-------- Task material
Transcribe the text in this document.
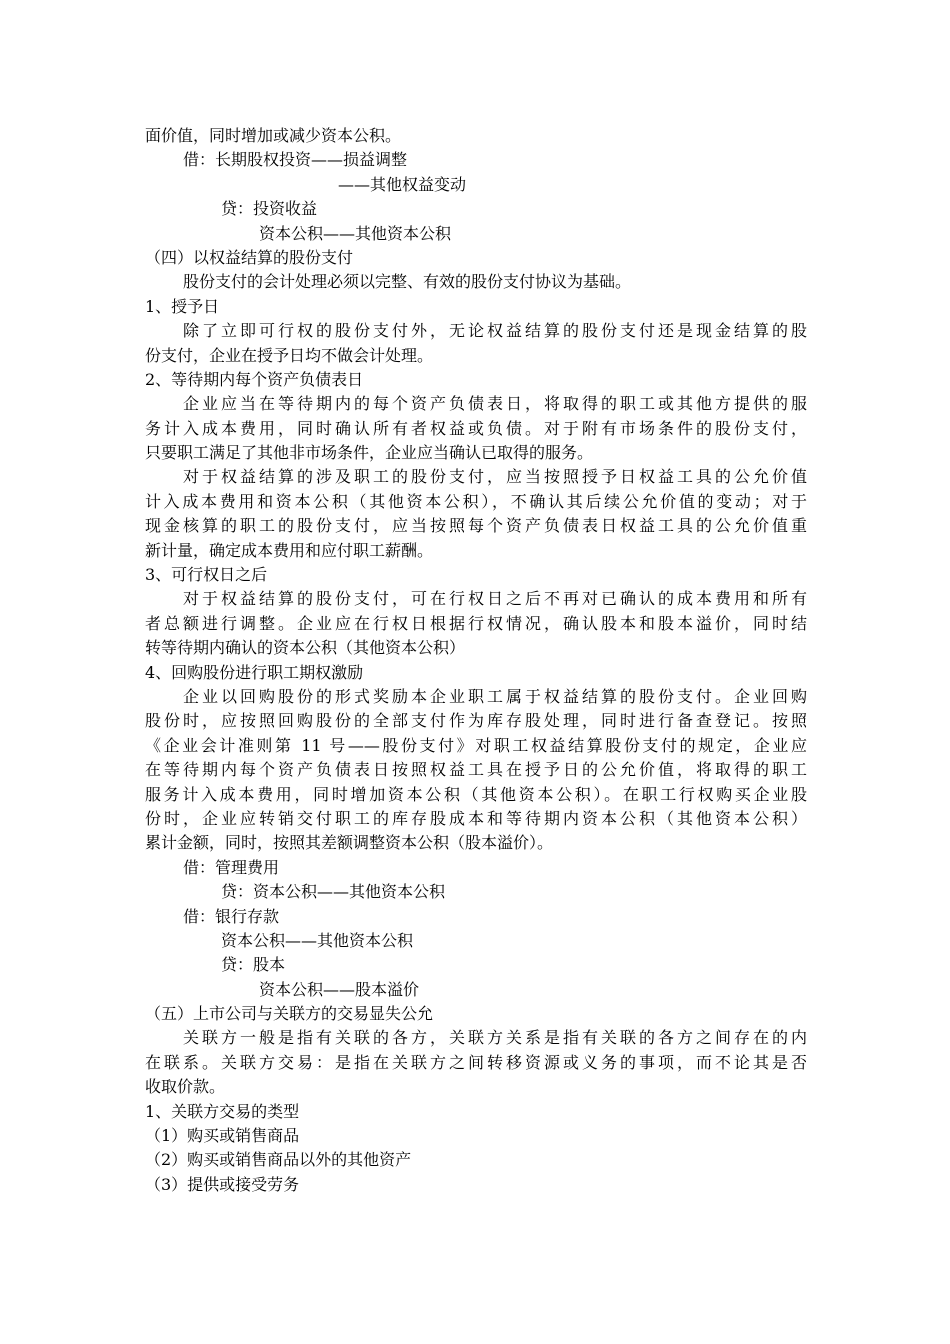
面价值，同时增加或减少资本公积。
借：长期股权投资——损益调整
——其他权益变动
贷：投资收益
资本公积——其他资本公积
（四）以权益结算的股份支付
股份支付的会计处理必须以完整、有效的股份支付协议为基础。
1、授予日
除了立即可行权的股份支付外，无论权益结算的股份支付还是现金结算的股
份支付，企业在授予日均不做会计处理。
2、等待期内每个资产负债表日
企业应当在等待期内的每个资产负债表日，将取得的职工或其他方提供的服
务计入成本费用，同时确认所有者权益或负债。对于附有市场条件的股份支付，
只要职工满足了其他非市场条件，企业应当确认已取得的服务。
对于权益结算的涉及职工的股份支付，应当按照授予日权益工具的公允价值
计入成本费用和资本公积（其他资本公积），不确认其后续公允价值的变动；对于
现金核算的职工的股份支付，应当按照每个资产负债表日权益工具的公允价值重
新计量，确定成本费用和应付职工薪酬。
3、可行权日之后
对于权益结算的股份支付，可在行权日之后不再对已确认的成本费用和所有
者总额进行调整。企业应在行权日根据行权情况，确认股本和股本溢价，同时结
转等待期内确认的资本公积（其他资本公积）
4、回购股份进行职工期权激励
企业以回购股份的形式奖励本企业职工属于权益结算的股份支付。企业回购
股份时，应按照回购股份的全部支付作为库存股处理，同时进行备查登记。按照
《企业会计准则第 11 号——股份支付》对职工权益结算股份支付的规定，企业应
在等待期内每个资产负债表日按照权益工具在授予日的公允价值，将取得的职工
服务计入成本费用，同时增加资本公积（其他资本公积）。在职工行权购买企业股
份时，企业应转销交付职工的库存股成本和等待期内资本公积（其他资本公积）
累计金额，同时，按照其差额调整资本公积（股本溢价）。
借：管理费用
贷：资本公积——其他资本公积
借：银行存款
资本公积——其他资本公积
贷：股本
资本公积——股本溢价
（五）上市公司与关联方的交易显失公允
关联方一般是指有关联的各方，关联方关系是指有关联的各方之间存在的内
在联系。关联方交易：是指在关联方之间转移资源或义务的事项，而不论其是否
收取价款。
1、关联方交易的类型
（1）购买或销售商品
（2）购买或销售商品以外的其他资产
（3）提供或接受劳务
----------------
--- What you should do ---
The data should be printed again unchanged; leave its pictures out.

--- Full answer ---
Transcribe the text in this document.
面价值，同时增加或减少资本公积。
借：长期股权投资——损益调整
——其他权益变动
贷：投资收益
资本公积——其他资本公积
（四）以权益结算的股份支付
股份支付的会计处理必须以完整、有效的股份支付协议为基础。
1、授予日
除了立即可行权的股份支付外，无论权益结算的股份支付还是现金结算的股
份支付，企业在授予日均不做会计处理。
2、等待期内每个资产负债表日
企业应当在等待期内的每个资产负债表日，将取得的职工或其他方提供的服
务计入成本费用，同时确认所有者权益或负债。对于附有市场条件的股份支付，
只要职工满足了其他非市场条件，企业应当确认已取得的服务。
对于权益结算的涉及职工的股份支付，应当按照授予日权益工具的公允价值
计入成本费用和资本公积（其他资本公积），不确认其后续公允价值的变动；对于
现金核算的职工的股份支付，应当按照每个资产负债表日权益工具的公允价值重
新计量，确定成本费用和应付职工薪酬。
3、可行权日之后
对于权益结算的股份支付，可在行权日之后不再对已确认的成本费用和所有
者总额进行调整。企业应在行权日根据行权情况，确认股本和股本溢价，同时结
转等待期内确认的资本公积（其他资本公积）
4、回购股份进行职工期权激励
企业以回购股份的形式奖励本企业职工属于权益结算的股份支付。企业回购
股份时，应按照回购股份的全部支付作为库存股处理，同时进行备查登记。按照
《企业会计准则第 11 号——股份支付》对职工权益结算股份支付的规定，企业应
在等待期内每个资产负债表日按照权益工具在授予日的公允价值，将取得的职工
服务计入成本费用，同时增加资本公积（其他资本公积）。在职工行权购买企业股
份时，企业应转销交付职工的库存股成本和等待期内资本公积（其他资本公积）
累计金额，同时，按照其差额调整资本公积（股本溢价）。
借：管理费用
贷：资本公积——其他资本公积
借：银行存款
资本公积——其他资本公积
贷：股本
资本公积——股本溢价
（五）上市公司与关联方的交易显失公允
关联方一般是指有关联的各方，关联方关系是指有关联的各方之间存在的内
在联系。关联方交易：是指在关联方之间转移资源或义务的事项，而不论其是否
收取价款。
1、关联方交易的类型
（1）购买或销售商品
（2）购买或销售商品以外的其他资产
（3）提供或接受劳务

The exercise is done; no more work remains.